# Provided data
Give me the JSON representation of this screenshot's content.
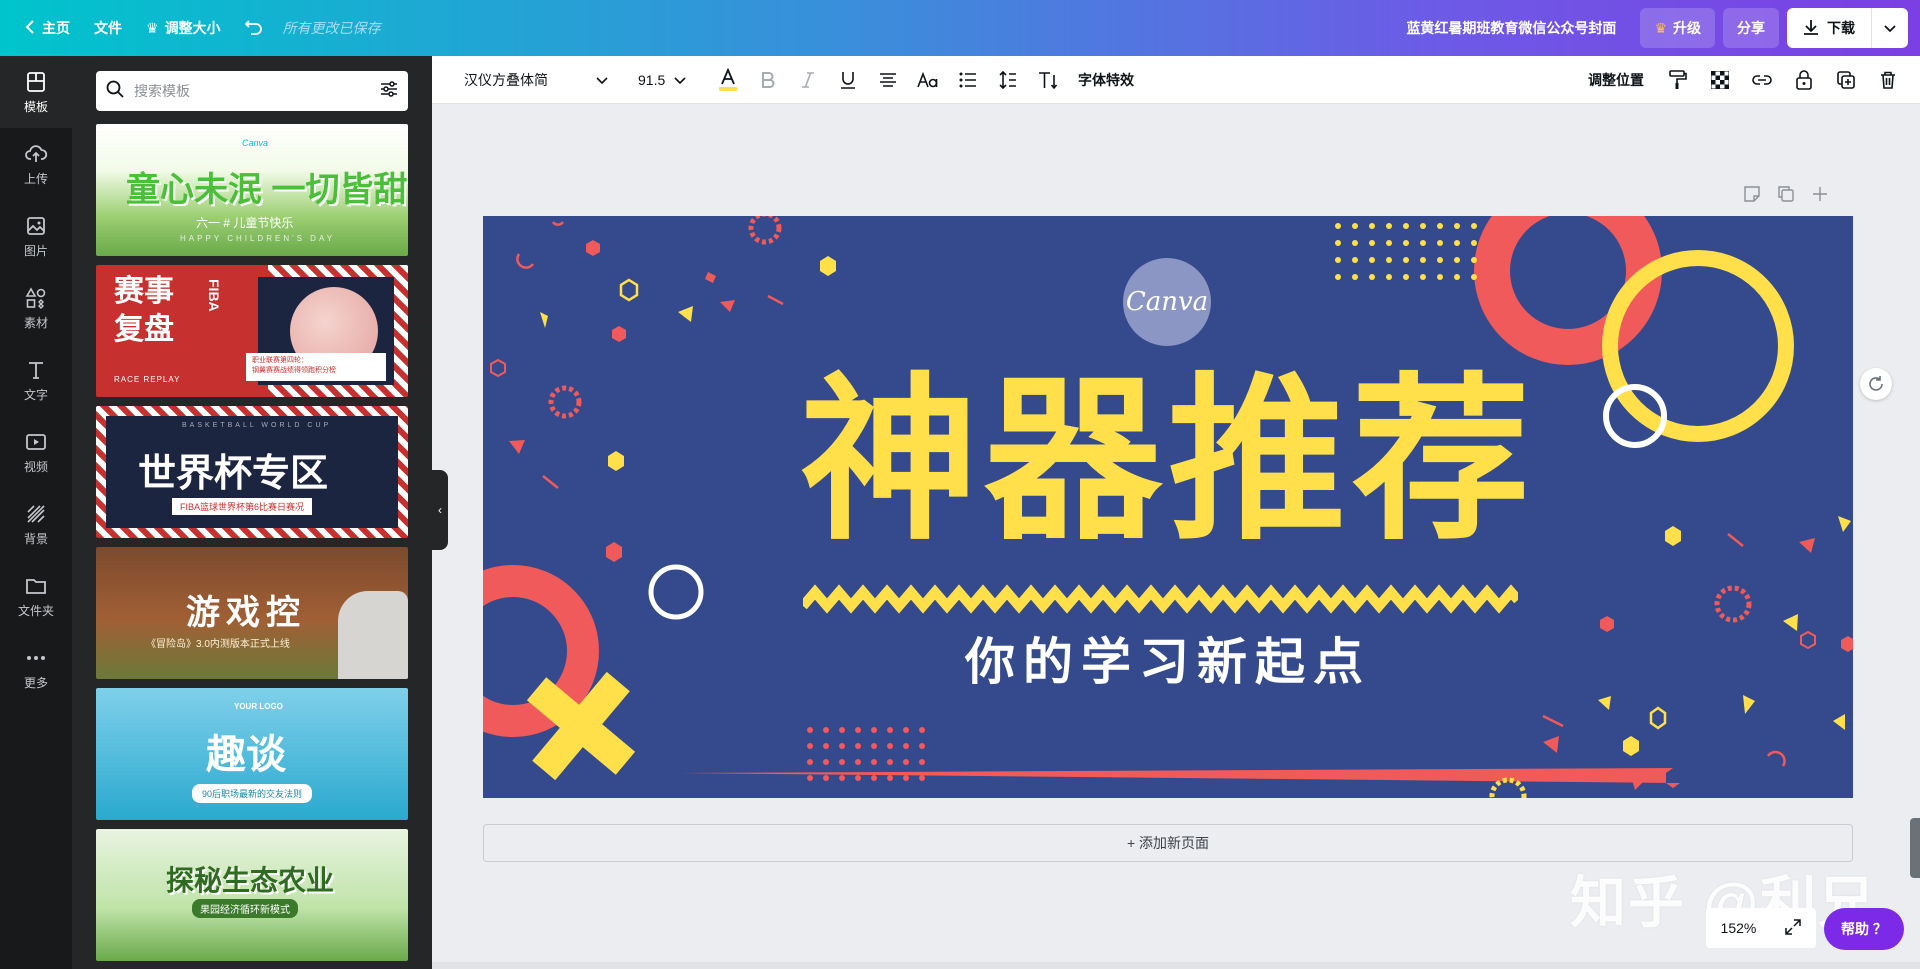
{
  "topbar": {
    "home": "主页",
    "file": "文件",
    "resize": "调整大小",
    "saved": "所有更改已保存",
    "doc_title": "蓝黄红暑期班教育微信公众号封面",
    "upgrade": "升级",
    "share": "分享",
    "download": "下载"
  },
  "rail": {
    "items": [
      {
        "label": "模板",
        "icon": "template-icon"
      },
      {
        "label": "上传",
        "icon": "upload-icon"
      },
      {
        "label": "图片",
        "icon": "photo-icon"
      },
      {
        "label": "素材",
        "icon": "elements-icon"
      },
      {
        "label": "文字",
        "icon": "text-icon"
      },
      {
        "label": "视频",
        "icon": "video-icon"
      },
      {
        "label": "背景",
        "icon": "background-icon"
      },
      {
        "label": "文件夹",
        "icon": "folder-icon"
      },
      {
        "label": "更多",
        "icon": "more-icon"
      }
    ]
  },
  "search": {
    "placeholder": "搜索模板"
  },
  "templates": [
    {
      "title": "童心未泯 一切皆甜",
      "sub": "六一 # 儿童节快乐",
      "sub2": "HAPPY CHILDREN'S DAY",
      "logo": "Canva"
    },
    {
      "title": "赛事\n复盘",
      "fiba": "FIBA",
      "note": "职业联赛第四轮：\n钢翼赛赛战绩得领跑积分榜",
      "race": "RACE REPLAY"
    },
    {
      "title": "世界杯专区",
      "top": "BASKETBALL WORLD CUP",
      "sub": "FIBA篮球世界杯第6比赛日赛况"
    },
    {
      "title": "游戏控",
      "sub": "《冒险岛》3.0内测版本正式上线"
    },
    {
      "title": "趣谈",
      "sub": "90后职场最新的交友法则",
      "logo": "YOUR LOGO"
    },
    {
      "title": "探秘生态农业",
      "sub": "果园经济循环新模式"
    }
  ],
  "editor": {
    "font": "汉仪方叠体简",
    "size": "91.5",
    "effects": "字体特效",
    "position": "调整位置"
  },
  "design": {
    "logo": "Canva",
    "title": "神器推荐",
    "subtitle": "你的学习新起点",
    "colors": {
      "bg": "#344a8c",
      "yellow": "#ffe04b",
      "red": "#f05a5a",
      "white": "#ffffff"
    }
  },
  "add_page": "+ 添加新页面",
  "watermark": "知乎 @利兄",
  "zoom": "152%",
  "help": "帮助 ？"
}
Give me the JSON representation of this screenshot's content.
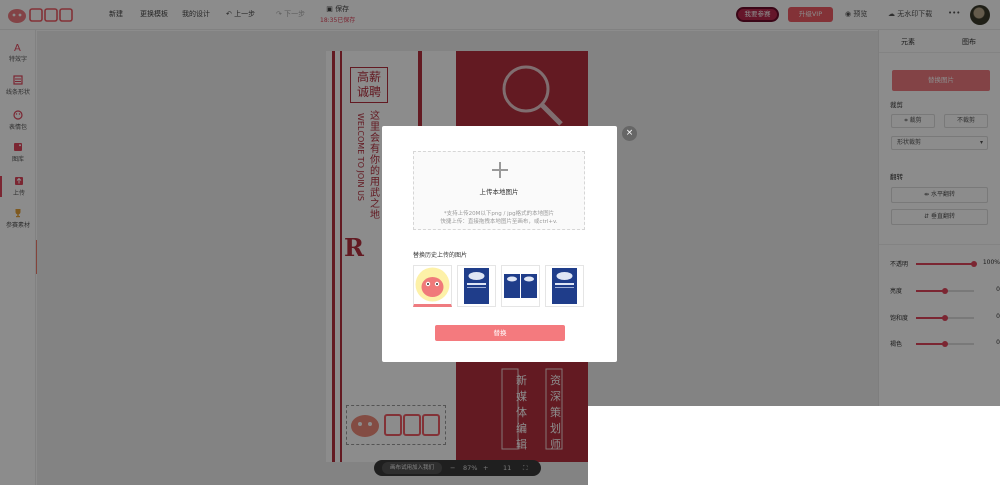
{
  "header": {
    "menu": [
      "新建",
      "更换模板",
      "我的设计"
    ],
    "undo": "上一步",
    "redo": "下一步",
    "save": "保存",
    "save_time": "18:35已保存",
    "member_btn": "我要参赛",
    "vip_btn": "升级VIP",
    "preview": "预览",
    "download": "无水印下载",
    "more": "•••"
  },
  "sidebar": {
    "items": [
      {
        "label": "特效字",
        "icon": "text-effect-icon"
      },
      {
        "label": "线条形状",
        "icon": "shape-icon"
      },
      {
        "label": "表情包",
        "icon": "emoji-icon"
      },
      {
        "label": "图库",
        "icon": "gallery-icon"
      },
      {
        "label": "上传",
        "icon": "upload-icon"
      },
      {
        "label": "参赛素材",
        "icon": "trophy-icon"
      }
    ],
    "collapse": "›"
  },
  "poster": {
    "title_box": "高薪\n诚聘",
    "body_cn": "这里会有你的用武之地",
    "body_en": "WELCOME TO JOIN US",
    "big_letters": "R I",
    "col1": "新媒体编辑",
    "col2": "资深策划师",
    "watermark": "图怪兽"
  },
  "right_panel": {
    "tabs": [
      "元素",
      "图布"
    ],
    "replace_btn": "替换图片",
    "crop_label": "裁剪",
    "crop_btn": "裁剪",
    "no_crop_btn": "不裁剪",
    "shape_crop": "形状裁剪",
    "flip_label": "翻转",
    "flip_h": "水平翻转",
    "flip_v": "垂直翻转",
    "sliders": [
      {
        "label": "不透明",
        "value": "100%",
        "level": 1.0
      },
      {
        "label": "亮度",
        "value": "0",
        "level": 0.5
      },
      {
        "label": "饱和度",
        "value": "0",
        "level": 0.5
      },
      {
        "label": "褐色",
        "value": "0",
        "level": 0.5
      }
    ]
  },
  "dialog": {
    "upload_title": "上传本地图片",
    "hint1": "*支持上传20M以下png / jpg格式的本地图片",
    "hint2": "快捷上传：直接拖拽本地图片至画布，或ctrl+v.",
    "history_title": "替换历史上传的图片",
    "replace_btn": "替换",
    "close": "×"
  },
  "zoombar": {
    "chip": "画布试用加入我们",
    "minus": "−",
    "zoom": "87%",
    "plus": "+",
    "pages": "11"
  },
  "colors": {
    "accent": "#e0455b",
    "poster_red": "#b5303f",
    "button": "#ef7b80"
  }
}
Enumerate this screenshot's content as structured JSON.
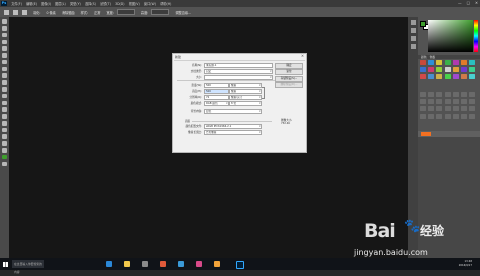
{
  "app": {
    "logo_text": "Ps"
  },
  "menubar": {
    "items": [
      "文件(F)",
      "编辑(E)",
      "图像(I)",
      "图层(L)",
      "类型(Y)",
      "选择(S)",
      "滤镜(T)",
      "3D(D)",
      "视图(V)",
      "窗口(W)",
      "帮助(H)"
    ],
    "window_controls": [
      "—",
      "□",
      "✕"
    ]
  },
  "options_bar": {
    "feather_label": "羽化:",
    "feather_value": "0 像素",
    "antialias_label": "消除锯齿",
    "style_label": "样式:",
    "style_value": "正常",
    "width_label": "宽度:",
    "height_label": "高度:",
    "refine_edge": "调整边缘..."
  },
  "panels": {
    "tabs": [
      "颜色",
      "色板"
    ],
    "foreground_color": "#3f9e2e",
    "background_color": "#ffffff",
    "layers_tab_color": "#f37021"
  },
  "dialog": {
    "title": "新建",
    "close": "✕",
    "name_label": "名称(N):",
    "name_value": "未标题-1",
    "preset_label": "文档类型:",
    "preset_value": "自定",
    "size_label": "大小:",
    "width_label": "宽度(W):",
    "width_value": "500",
    "width_unit": "像素",
    "height_label": "高度(H):",
    "height_value": "500",
    "height_unit": "像素",
    "resolution_label": "分辨率(R):",
    "resolution_value": "72",
    "resolution_unit": "像素/英寸",
    "color_mode_label": "颜色模式:",
    "color_mode_value": "RGB 颜色",
    "bit_depth_value": "8 位",
    "background_label": "背景内容:",
    "background_value": "白色",
    "advanced_label": "高级",
    "profile_label": "颜色配置文件:",
    "profile_value": "sRGB IEC61966-2.1",
    "aspect_label": "像素长宽比:",
    "aspect_value": "方形像素",
    "buttons": {
      "ok": "确定",
      "reset": "复位",
      "save_preset": "存储预设(S)...",
      "delete_preset": "删除预设(D)..."
    },
    "image_size_label": "图像大小:",
    "image_size_value": "732.4K"
  },
  "taskbar": {
    "search_placeholder": "在这里输入你要搜索的内容",
    "time": "13:48",
    "date": "2016/9/17"
  },
  "watermark": {
    "logo": "Bai",
    "brand": "经验",
    "url": "jingyan.baidu.com"
  }
}
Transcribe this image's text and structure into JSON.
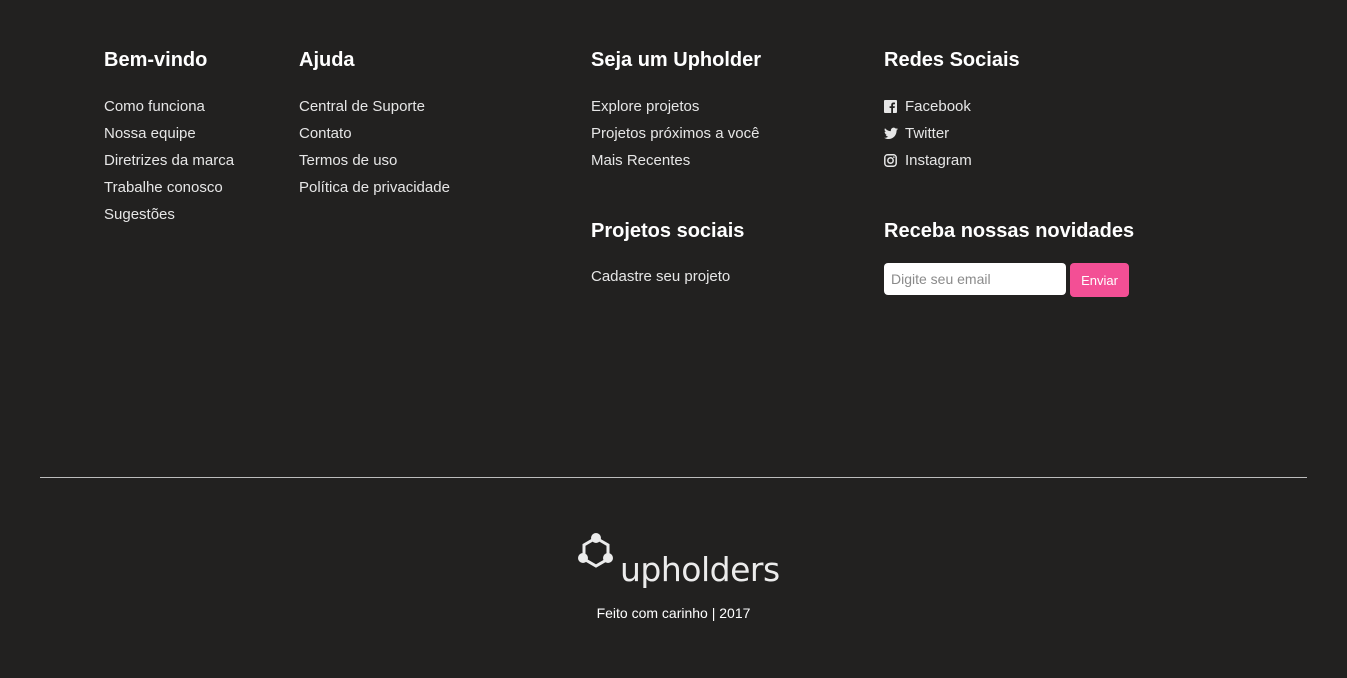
{
  "welcome": {
    "title": "Bem-vindo",
    "links": [
      "Como funciona",
      "Nossa equipe",
      "Diretrizes da marca",
      "Trabalhe conosco",
      "Sugestões"
    ]
  },
  "help": {
    "title": "Ajuda",
    "links": [
      "Central de Suporte",
      "Contato",
      "Termos de uso",
      "Política de privacidade"
    ]
  },
  "upholder": {
    "title": "Seja um Upholder",
    "links": [
      "Explore projetos",
      "Projetos próximos a você",
      "Mais Recentes"
    ]
  },
  "social": {
    "title": "Redes Sociais",
    "links": [
      {
        "label": "Facebook",
        "icon": "facebook-icon"
      },
      {
        "label": "Twitter",
        "icon": "twitter-icon"
      },
      {
        "label": "Instagram",
        "icon": "instagram-icon"
      }
    ]
  },
  "social_projects": {
    "title": "Projetos sociais",
    "links": [
      "Cadastre seu projeto"
    ]
  },
  "newsletter": {
    "title": "Receba nossas novidades",
    "placeholder": "Digite seu email",
    "button_label": "Enviar"
  },
  "brand": {
    "logo_text": "upholders",
    "credits": "Feito com carinho | 2017"
  },
  "colors": {
    "background": "#222120",
    "accent": "#f34f95",
    "text": "#ffffff"
  }
}
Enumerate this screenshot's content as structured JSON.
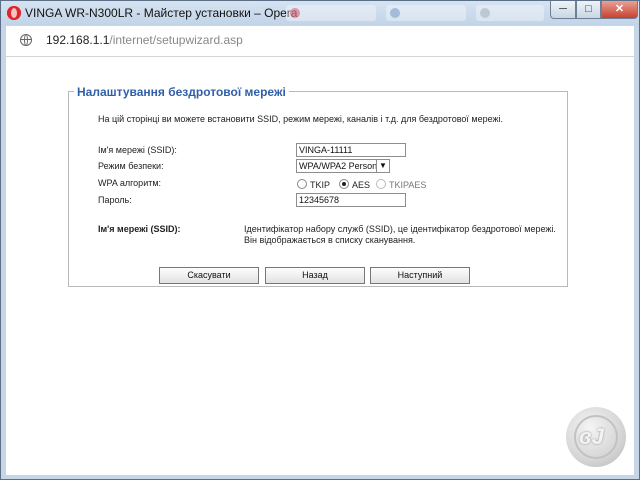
{
  "window": {
    "title": "VINGA WR-N300LR - Майстер установки – Opera",
    "minimize_label": "─",
    "maximize_label": "□",
    "close_label": "✕"
  },
  "address": {
    "host": "192.168.1.1",
    "path": "/internet/setupwizard.asp"
  },
  "form": {
    "legend": "Налаштування бездротової мережі",
    "intro": "На цій сторінці ви можете встановити SSID, режим мережі, каналів і т.д. для бездротової мережі.",
    "fields": {
      "ssid_label": "Ім'я мережі (SSID):",
      "ssid_value": "VINGA-11111",
      "security_label": "Режим безпеки:",
      "security_value": "WPA/WPA2 Personal",
      "wpa_label": "WPA алгоритм:",
      "wpa_options": [
        "TKIP",
        "AES",
        "TKIPAES"
      ],
      "wpa_selected": "AES",
      "password_label": "Пароль:",
      "password_value": "12345678"
    },
    "help": {
      "title": "Ім'я мережі (SSID):",
      "text": "Ідентифікатор набору служб (SSID), це ідентифікатор бездротової мережі. Він відображається в списку сканування."
    },
    "buttons": {
      "cancel": "Скасувати",
      "back": "Назад",
      "next": "Наступний"
    }
  },
  "icons": {
    "app": "opera-icon",
    "address": "globe-icon",
    "select_arrow": "chevron-down-icon",
    "watermark": "watermark-logo"
  }
}
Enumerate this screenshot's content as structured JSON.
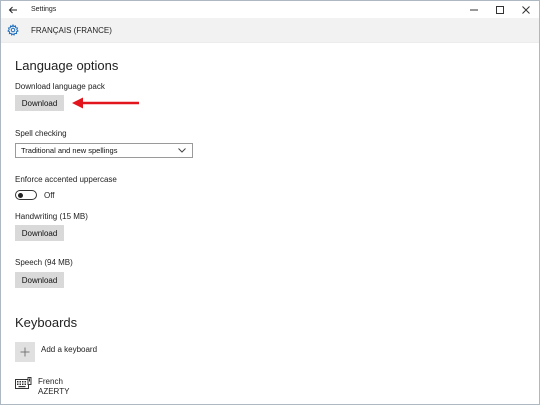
{
  "window": {
    "title": "Settings"
  },
  "header": {
    "language": "FRANÇAIS (FRANCE)"
  },
  "language_options": {
    "heading": "Language options",
    "download_pack_label": "Download language pack",
    "download_pack_button": "Download",
    "spell_label": "Spell checking",
    "spell_value": "Traditional and new spellings",
    "accent_label": "Enforce accented uppercase",
    "accent_state": "Off",
    "handwriting_label": "Handwriting (15 MB)",
    "handwriting_button": "Download",
    "speech_label": "Speech (94 MB)",
    "speech_button": "Download"
  },
  "keyboards": {
    "heading": "Keyboards",
    "add_label": "Add a keyboard",
    "items": [
      {
        "name": "French",
        "layout": "AZERTY"
      }
    ]
  },
  "colors": {
    "arrow": "#e2151c",
    "button_bg": "#d9d9d9",
    "header_bg": "#f2f2f2",
    "gear": "#1f6fbf"
  }
}
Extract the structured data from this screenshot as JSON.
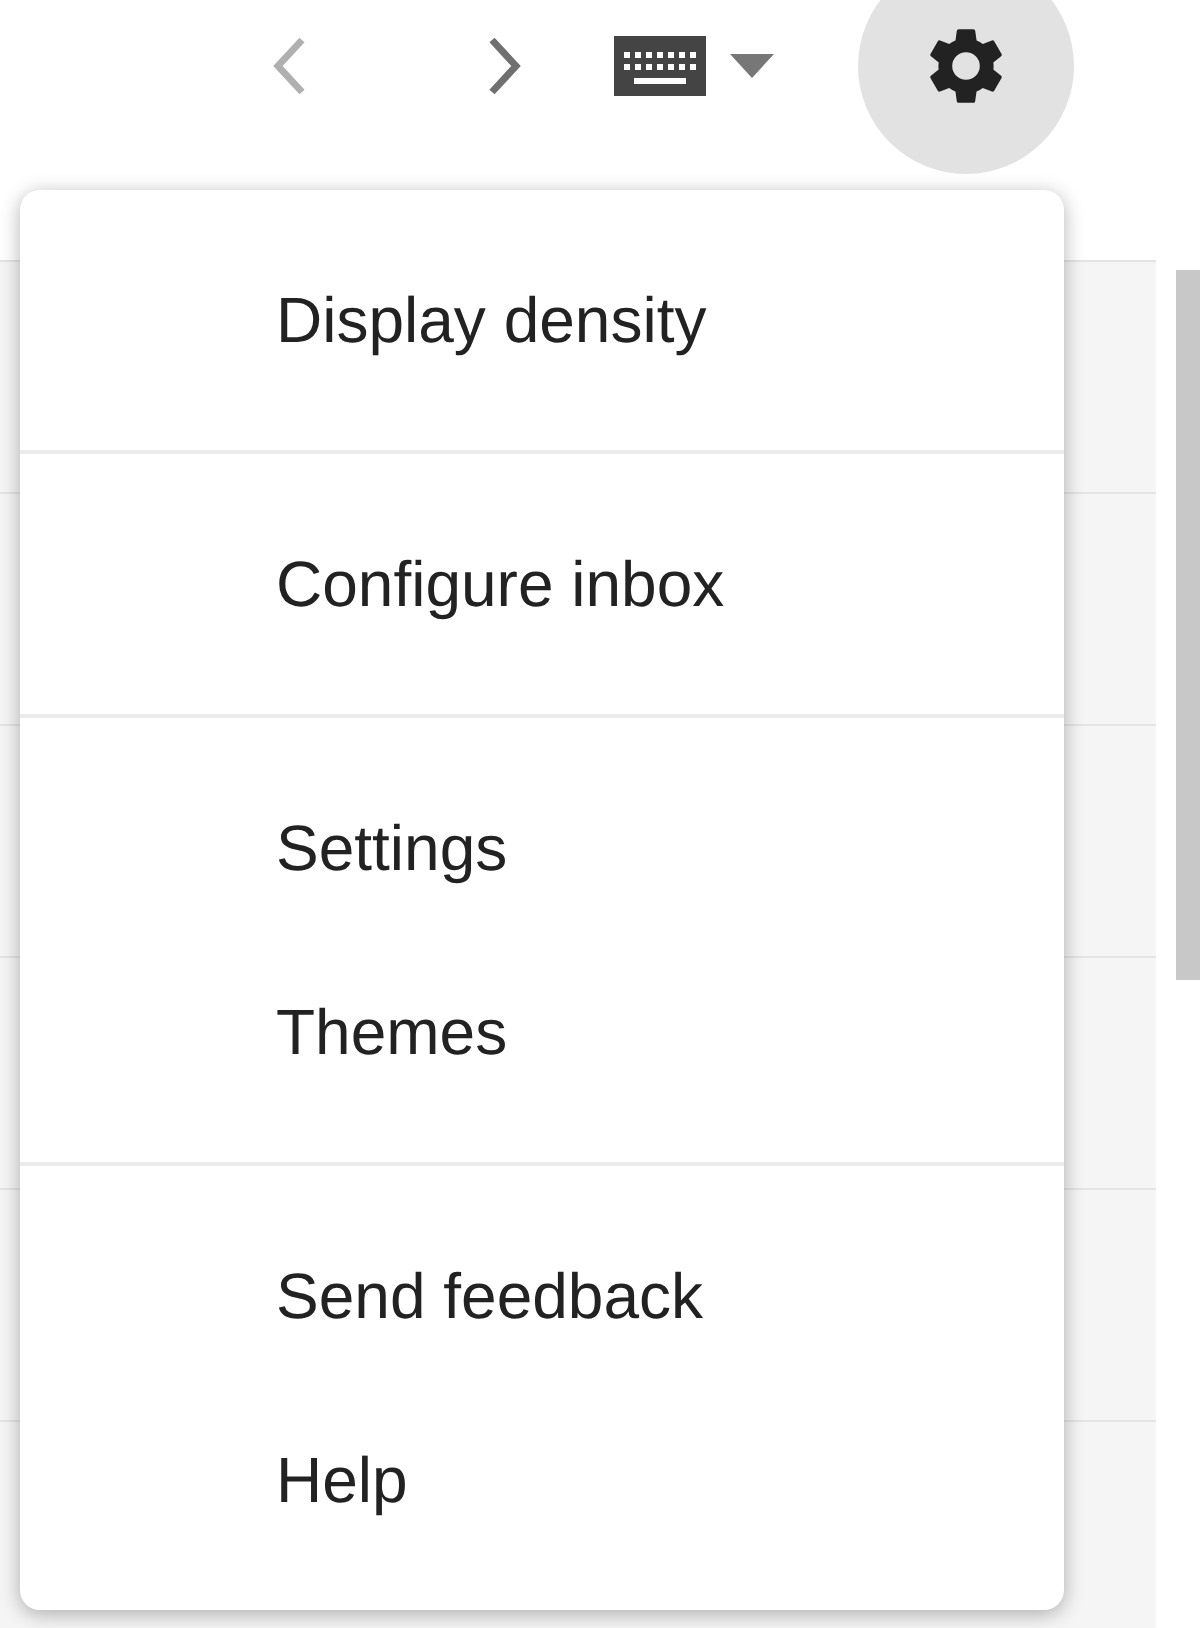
{
  "toolbar": {
    "back_button": {
      "disabled": true
    },
    "forward_button": {
      "disabled": false
    },
    "settings_button": {
      "active": true
    }
  },
  "menu": {
    "groups": [
      {
        "items": [
          "Display density"
        ]
      },
      {
        "items": [
          "Configure inbox"
        ]
      },
      {
        "items": [
          "Settings",
          "Themes"
        ]
      },
      {
        "items": [
          "Send feedback",
          "Help"
        ]
      }
    ]
  }
}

# Task goal
Can you quote exactly, and only, the lines from the one containing "Extract the structured" through the last line of the records above, keeping both ends and leaving out any pictures?

# Response for this exercise
Extract the structured data from this screenshot as JSON.
{
  "toolbar": {
    "back_button": {
      "disabled": true
    },
    "forward_button": {
      "disabled": false
    },
    "settings_button": {
      "active": true
    }
  },
  "menu": {
    "groups": [
      {
        "items": [
          "Display density"
        ]
      },
      {
        "items": [
          "Configure inbox"
        ]
      },
      {
        "items": [
          "Settings",
          "Themes"
        ]
      },
      {
        "items": [
          "Send feedback",
          "Help"
        ]
      }
    ]
  }
}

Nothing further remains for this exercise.